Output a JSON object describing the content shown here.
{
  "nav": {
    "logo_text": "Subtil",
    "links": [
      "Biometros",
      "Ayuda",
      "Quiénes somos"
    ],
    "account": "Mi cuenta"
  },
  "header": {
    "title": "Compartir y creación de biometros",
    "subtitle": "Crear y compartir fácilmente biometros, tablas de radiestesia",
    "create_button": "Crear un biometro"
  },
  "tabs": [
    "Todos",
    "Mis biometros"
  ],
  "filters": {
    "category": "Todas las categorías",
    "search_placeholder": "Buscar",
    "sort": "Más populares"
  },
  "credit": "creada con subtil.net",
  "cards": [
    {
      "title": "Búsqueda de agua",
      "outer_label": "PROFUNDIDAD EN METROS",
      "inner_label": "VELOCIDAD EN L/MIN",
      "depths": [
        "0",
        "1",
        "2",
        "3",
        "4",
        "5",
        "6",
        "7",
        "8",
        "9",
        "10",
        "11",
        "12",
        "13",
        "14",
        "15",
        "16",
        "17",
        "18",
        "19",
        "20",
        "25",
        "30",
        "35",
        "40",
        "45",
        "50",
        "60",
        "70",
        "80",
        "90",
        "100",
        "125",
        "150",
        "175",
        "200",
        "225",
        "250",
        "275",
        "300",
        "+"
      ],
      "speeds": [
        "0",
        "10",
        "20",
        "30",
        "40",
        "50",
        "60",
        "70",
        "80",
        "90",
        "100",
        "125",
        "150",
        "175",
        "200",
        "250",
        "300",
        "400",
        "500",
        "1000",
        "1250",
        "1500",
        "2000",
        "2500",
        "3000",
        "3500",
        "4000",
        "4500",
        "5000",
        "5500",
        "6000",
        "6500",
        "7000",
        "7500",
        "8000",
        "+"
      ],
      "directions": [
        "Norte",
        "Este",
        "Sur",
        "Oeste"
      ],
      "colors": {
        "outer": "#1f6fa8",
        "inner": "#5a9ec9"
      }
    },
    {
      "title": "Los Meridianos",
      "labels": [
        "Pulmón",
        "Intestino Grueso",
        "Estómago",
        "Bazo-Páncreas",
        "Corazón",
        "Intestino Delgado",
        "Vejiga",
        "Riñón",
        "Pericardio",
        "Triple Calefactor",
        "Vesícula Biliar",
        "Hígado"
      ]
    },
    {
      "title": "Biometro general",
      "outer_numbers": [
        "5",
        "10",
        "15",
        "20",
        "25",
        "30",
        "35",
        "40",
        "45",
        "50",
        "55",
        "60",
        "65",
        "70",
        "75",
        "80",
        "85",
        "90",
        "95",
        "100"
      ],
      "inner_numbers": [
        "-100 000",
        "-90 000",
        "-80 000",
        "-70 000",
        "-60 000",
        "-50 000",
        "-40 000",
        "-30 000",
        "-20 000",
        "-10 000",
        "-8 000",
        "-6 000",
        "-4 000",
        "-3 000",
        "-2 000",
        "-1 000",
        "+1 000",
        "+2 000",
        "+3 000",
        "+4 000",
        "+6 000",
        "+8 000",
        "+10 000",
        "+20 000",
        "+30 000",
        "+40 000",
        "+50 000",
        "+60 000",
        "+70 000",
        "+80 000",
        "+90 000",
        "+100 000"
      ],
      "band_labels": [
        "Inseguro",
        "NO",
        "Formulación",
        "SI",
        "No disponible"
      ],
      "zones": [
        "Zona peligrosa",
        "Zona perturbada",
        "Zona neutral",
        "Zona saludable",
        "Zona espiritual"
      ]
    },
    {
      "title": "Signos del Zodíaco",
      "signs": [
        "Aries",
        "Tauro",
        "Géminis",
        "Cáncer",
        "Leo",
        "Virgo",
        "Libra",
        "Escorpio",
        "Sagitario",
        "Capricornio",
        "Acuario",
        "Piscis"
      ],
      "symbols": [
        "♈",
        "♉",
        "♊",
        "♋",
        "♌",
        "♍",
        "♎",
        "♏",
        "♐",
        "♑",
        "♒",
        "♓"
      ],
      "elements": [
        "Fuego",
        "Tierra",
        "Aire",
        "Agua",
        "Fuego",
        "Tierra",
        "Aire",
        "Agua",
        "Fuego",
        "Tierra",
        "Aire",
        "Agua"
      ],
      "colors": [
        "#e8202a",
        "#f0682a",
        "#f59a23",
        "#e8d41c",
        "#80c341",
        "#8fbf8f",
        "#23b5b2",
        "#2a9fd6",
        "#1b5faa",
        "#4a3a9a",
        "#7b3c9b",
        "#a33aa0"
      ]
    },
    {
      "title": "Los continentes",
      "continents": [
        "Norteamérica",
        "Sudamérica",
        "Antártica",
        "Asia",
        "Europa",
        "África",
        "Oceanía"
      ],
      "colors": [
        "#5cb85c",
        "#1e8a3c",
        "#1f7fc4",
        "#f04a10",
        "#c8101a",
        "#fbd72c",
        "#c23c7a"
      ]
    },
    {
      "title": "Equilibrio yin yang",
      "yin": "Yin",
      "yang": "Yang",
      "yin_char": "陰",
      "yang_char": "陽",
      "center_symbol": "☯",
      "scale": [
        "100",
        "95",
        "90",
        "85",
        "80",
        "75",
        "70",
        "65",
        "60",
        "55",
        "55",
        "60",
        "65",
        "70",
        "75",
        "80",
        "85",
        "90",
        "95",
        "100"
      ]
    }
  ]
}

■ **Exercise brief**: Copy all lines of the material above where the string "Intestino" occurs.

■ **In response**:
        "Intestino Grueso",
        "Intestino Delgado",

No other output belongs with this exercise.